* Set exercise *
Only the lines starting at the one that contains "Convert this chart" and running to the end should be repeated, exactly as written.

Saved entries
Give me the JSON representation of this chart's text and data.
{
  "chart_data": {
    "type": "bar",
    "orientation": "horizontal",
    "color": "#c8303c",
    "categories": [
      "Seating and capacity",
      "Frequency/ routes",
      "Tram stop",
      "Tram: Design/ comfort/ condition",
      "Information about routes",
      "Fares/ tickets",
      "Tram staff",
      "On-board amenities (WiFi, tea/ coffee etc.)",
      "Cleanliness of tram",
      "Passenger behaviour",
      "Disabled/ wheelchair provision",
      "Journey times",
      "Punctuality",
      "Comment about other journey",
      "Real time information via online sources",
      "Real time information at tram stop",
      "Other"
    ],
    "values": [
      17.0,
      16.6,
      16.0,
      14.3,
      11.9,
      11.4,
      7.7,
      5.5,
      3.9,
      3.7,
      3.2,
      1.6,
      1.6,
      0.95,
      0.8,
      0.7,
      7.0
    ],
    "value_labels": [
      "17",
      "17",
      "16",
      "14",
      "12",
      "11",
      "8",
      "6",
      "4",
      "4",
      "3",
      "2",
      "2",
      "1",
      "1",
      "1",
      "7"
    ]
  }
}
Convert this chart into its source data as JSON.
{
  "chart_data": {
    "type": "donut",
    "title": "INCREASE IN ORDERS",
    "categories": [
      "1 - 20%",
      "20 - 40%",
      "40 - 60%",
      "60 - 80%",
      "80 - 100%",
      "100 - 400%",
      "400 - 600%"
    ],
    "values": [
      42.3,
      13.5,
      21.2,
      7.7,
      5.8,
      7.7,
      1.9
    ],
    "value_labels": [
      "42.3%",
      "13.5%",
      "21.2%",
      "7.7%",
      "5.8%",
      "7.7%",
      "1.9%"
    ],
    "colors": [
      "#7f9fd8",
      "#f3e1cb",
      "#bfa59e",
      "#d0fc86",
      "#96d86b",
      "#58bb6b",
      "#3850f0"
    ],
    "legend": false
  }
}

* Expected output *
Convert this chart into its source data as JSON.
{
  "chart_data": {
    "type": "donut",
    "title": "INCREASE IN ORDERS",
    "categories": [
      "1 - 20%",
      "20 - 40%",
      "40 - 60%",
      "60 - 80%",
      "80 - 100%",
      "100 - 400%",
      "400 - 600%"
    ],
    "values": [
      42.3,
      13.5,
      21.2,
      7.7,
      5.8,
      7.7,
      1.9
    ],
    "value_labels": [
      "42.3%",
      "13.5%",
      "21.2%",
      "7.7%",
      "5.8%",
      "7.7%",
      "1.9%"
    ],
    "colors": [
      "#7f9fd8",
      "#f3e1cb",
      "#bfa59e",
      "#d0fc86",
      "#96d86b",
      "#58bb6b",
      "#3850f0"
    ],
    "legend": false
  }
}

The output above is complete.